> Required task: Search the material below for the string "Circles" and list each line that holds it.

> Material for this task:
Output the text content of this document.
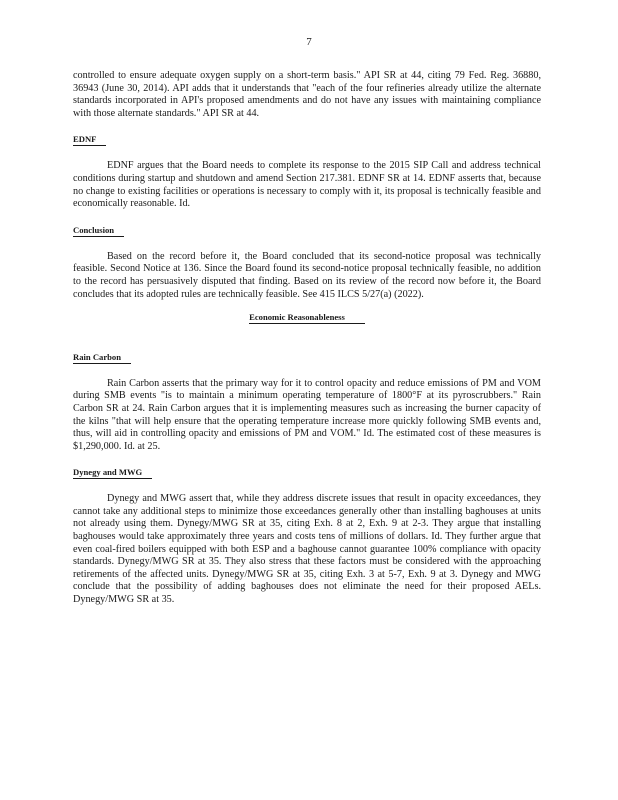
7

controlled to ensure adequate oxygen supply on a short-term basis." API SR at 44, citing 79 Fed. Reg. 36880, 36943 (June 30, 2014). API adds that it understands that "each of the four refineries already utilize the alternate standards incorporated in API's proposed amendments and do not have any issues with maintaining compliance with those alternate standards." API SR at 44.

EDNF

EDNF argues that the Board needs to complete its response to the 2015 SIP Call and address technical conditions during startup and shutdown and amend Section 217.381. EDNF SR at 14. EDNF asserts that, because no change to existing facilities or operations is necessary to comply with it, its proposal is technically feasible and economically reasonable. Id.

Conclusion

Based on the record before it, the Board concluded that its second-notice proposal was technically feasible. Second Notice at 136. Since the Board found its second-notice proposal technically feasible, no addition to the record has persuasively disputed that finding. Based on its review of the record now before it, the Board concludes that its adopted rules are technically feasible. See 415 ILCS 5/27(a) (2022).

Economic Reasonableness
Rain Carbon

Rain Carbon asserts that the primary way for it to control opacity and reduce emissions of PM and VOM during SMB events "is to maintain a minimum operating temperature of 1800°F at its pyroscrubbers." Rain Carbon SR at 24. Rain Carbon argues that it is implementing measures such as increasing the burner capacity of the kilns "that will help ensure that the operating temperature increase more quickly following SMB events and, thus, will aid in controlling opacity and emissions of PM and VOM." Id. The estimated cost of these measures is $1,290,000. Id. at 25.

Dynegy and MWG

Dynegy and MWG assert that, while they address discrete issues that result in opacity exceedances, they cannot take any additional steps to minimize those exceedances generally other than installing baghouses at units not already using them. Dynegy/MWG SR at 35, citing Exh. 8 at 2, Exh. 9 at 2-3. They argue that installing baghouses would take approximately three years and costs tens of millions of dollars. Id. They further argue that even coal-fired boilers equipped with both ESP and a baghouse cannot guarantee 100% compliance with opacity standards. Dynegy/MWG SR at 35. They also stress that these factors must be considered with the approaching retirements of the affected units. Dynegy/MWG SR at 35, citing Exh. 3 at 5-7, Exh. 9 at 3. Dynegy and MWG conclude that the possibility of adding baghouses does not eliminate the need for their proposed AELs. Dynegy/MWG SR at 35.
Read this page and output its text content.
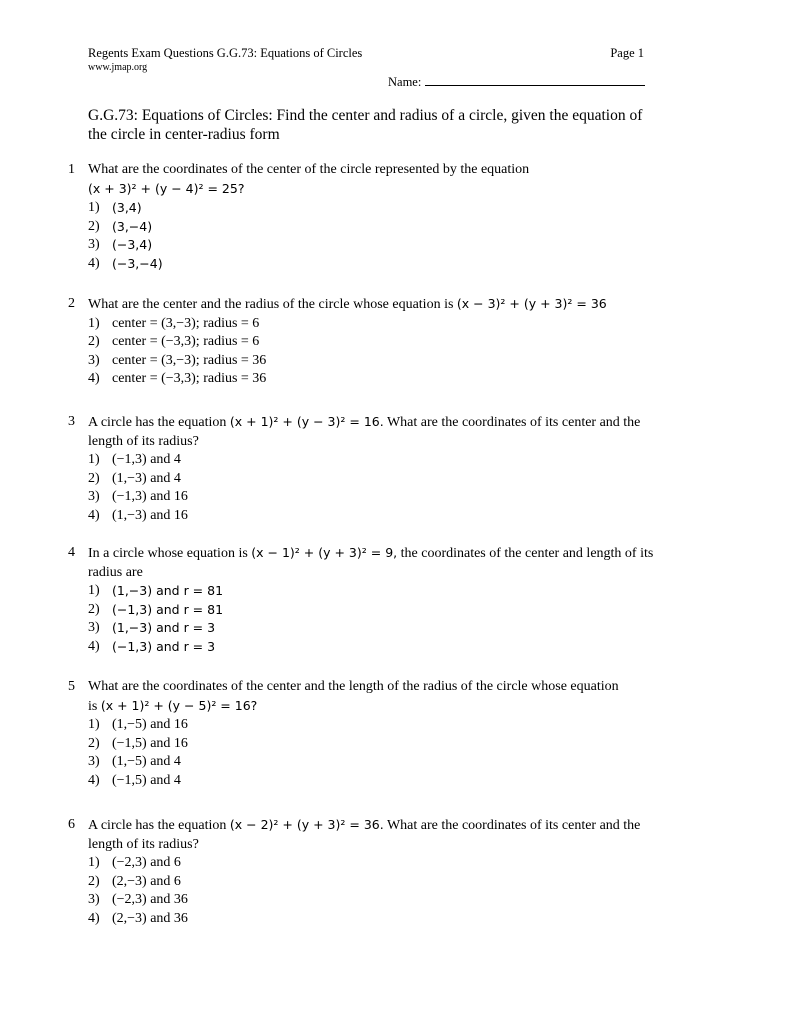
Regents Exam Questions G.G.73: Equations of Circles	Page 1
www.jmap.org
Name:
G.G.73: Equations of Circles: Find the center and radius of a circle, given the equation of the circle in center-radius form
1 What are the coordinates of the center of the circle represented by the equation
(x + 3)² + (y − 4)² = 25?
1) (3,4)
2) (3,−4)
3) (−3,4)
4) (−3,−4)
2 What are the center and the radius of the circle whose equation is (x − 3)² + (y + 3)² = 36
1) center = (3,−3); radius = 6
2) center = (−3,3); radius = 6
3) center = (3,−3); radius = 36
4) center = (−3,3); radius = 36
3 A circle has the equation (x + 1)² + (y − 3)² = 16. What are the coordinates of its center and the length of its radius?
1) (−1,3) and 4
2) (1,−3) and 4
3) (−1,3) and 16
4) (1,−3) and 16
4 In a circle whose equation is (x − 1)² + (y + 3)² = 9, the coordinates of the center and length of its radius are
1) (1,−3) and r = 81
2) (−1,3) and r = 81
3) (1,−3) and r = 3
4) (−1,3) and r = 3
5 What are the coordinates of the center and the length of the radius of the circle whose equation is (x + 1)² + (y − 5)² = 16?
1) (1,−5) and 16
2) (−1,5) and 16
3) (1,−5) and 4
4) (−1,5) and 4
6 A circle has the equation (x − 2)² + (y + 3)² = 36. What are the coordinates of its center and the length of its radius?
1) (−2,3) and 6
2) (2,−3) and 6
3) (−2,3) and 36
4) (2,−3) and 36
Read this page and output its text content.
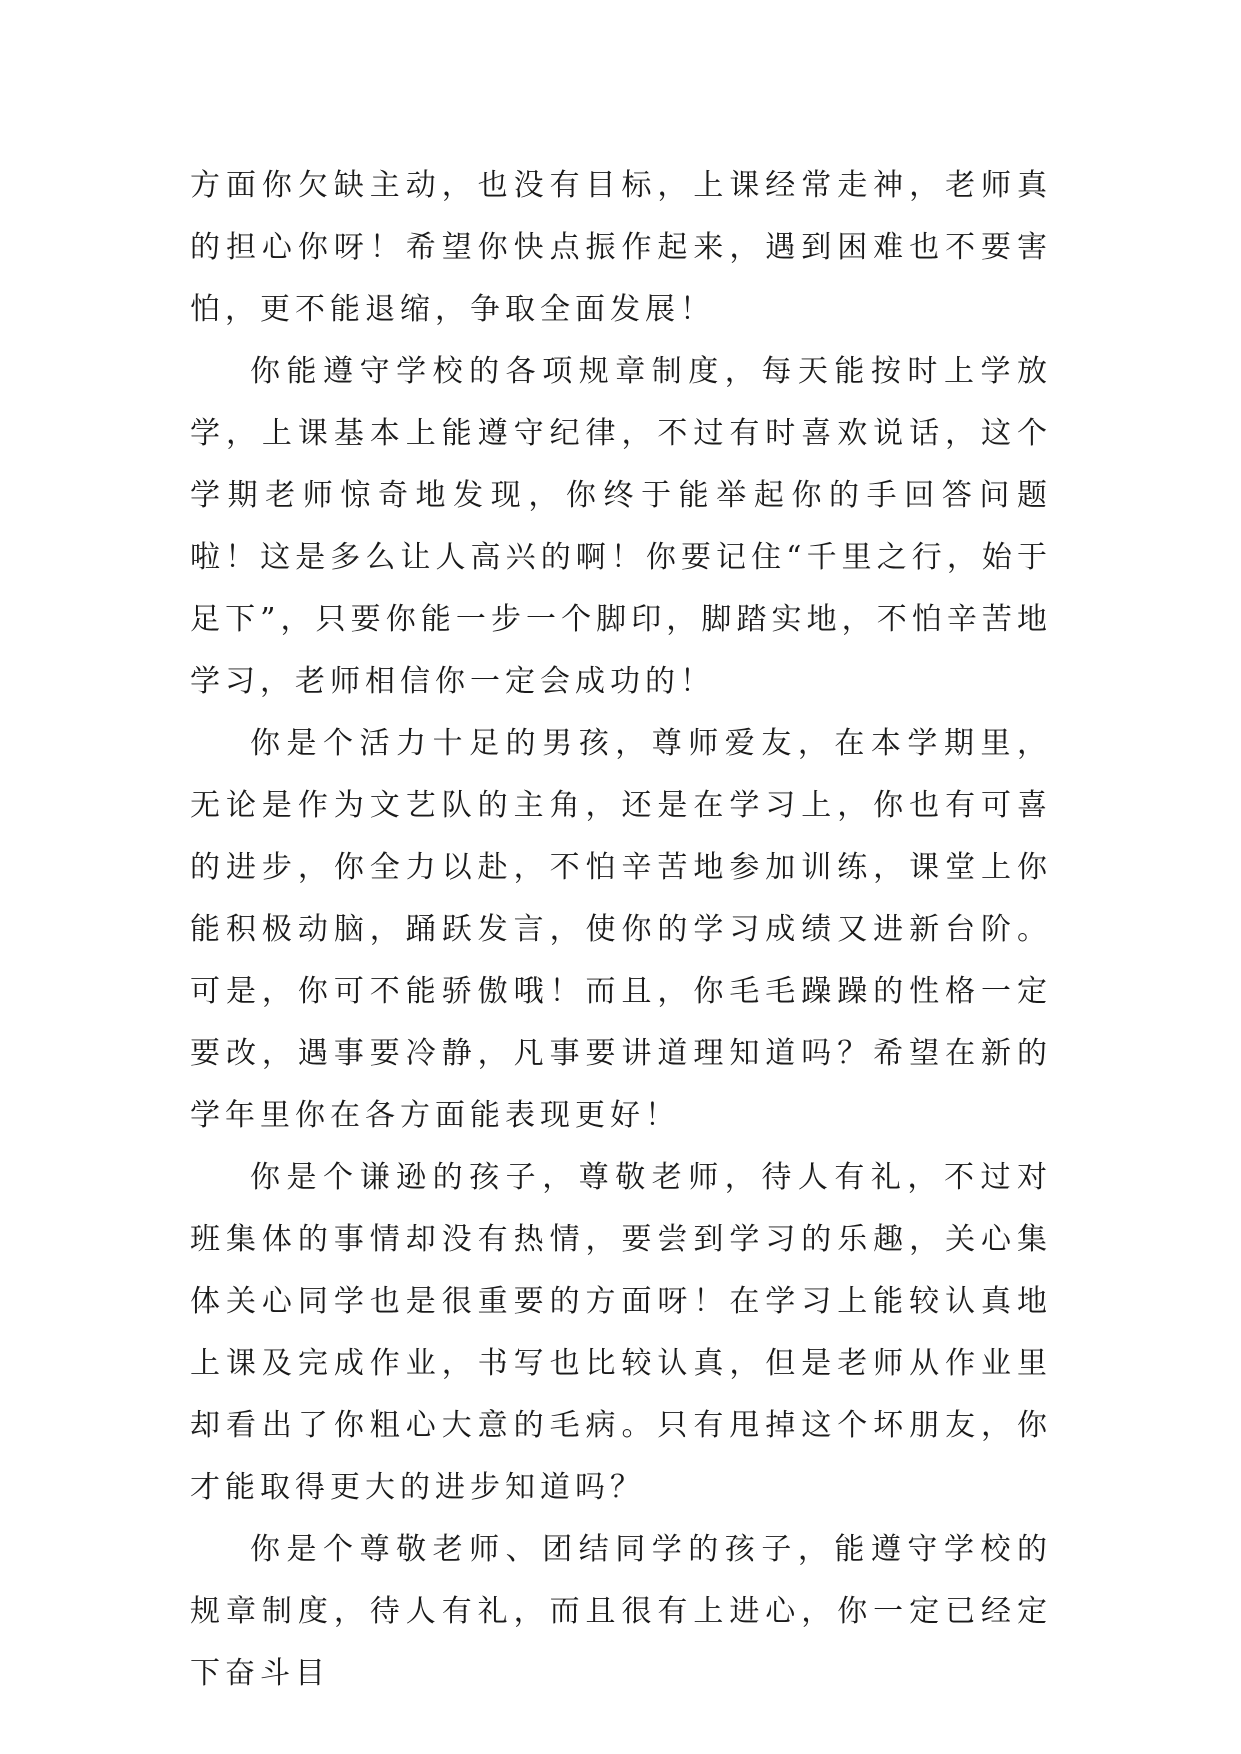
方面你欠缺主动，也没有目标，上课经常走神，老师真的担心你呀！希望你快点振作起来，遇到困难也不要害怕，更不能退缩，争取全面发展！

你能遵守学校的各项规章制度，每天能按时上学放学，上课基本上能遵守纪律，不过有时喜欢说话，这个学期老师惊奇地发现，你终于能举起你的手回答问题啦！这是多么让人高兴的啊！你要记住“千里之行，始于足下”，只要你能一步一个脚印，脚踏实地，不怕辛苦地学习，老师相信你一定会成功的！

你是个活力十足的男孩，尊师爱友，在本学期里，无论是作为文艺队的主角，还是在学习上，你也有可喜的进步，你全力以赴，不怕辛苦地参加训练，课堂上你能积极动脑，踊跃发言，使你的学习成绩又进新台阶。可是，你可不能骄傲哦！而且，你毛毛躁躁的性格一定要改，遇事要冷静，凡事要讲道理知道吗？希望在新的学年里你在各方面能表现更好！

你是个谦逊的孩子，尊敬老师，待人有礼，不过对班集体的事情却没有热情，要尝到学习的乐趣，关心集体关心同学也是很重要的方面呀！在学习上能较认真地上课及完成作业，书写也比较认真，但是老师从作业里却看出了你粗心大意的毛病。只有甩掉这个坏朋友，你才能取得更大的进步知道吗？

你是个尊敬老师、团结同学的孩子，能遵守学校的规章制度，待人有礼，而且很有上进心，你一定已经定下奋斗目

> Problem solution:
Regents Exam Questions G.G.73: Equations of Circles	Page 1
G.G.73: Equations of Circles: Find the center and radius of a circle, given the equation of the circle in center-radius form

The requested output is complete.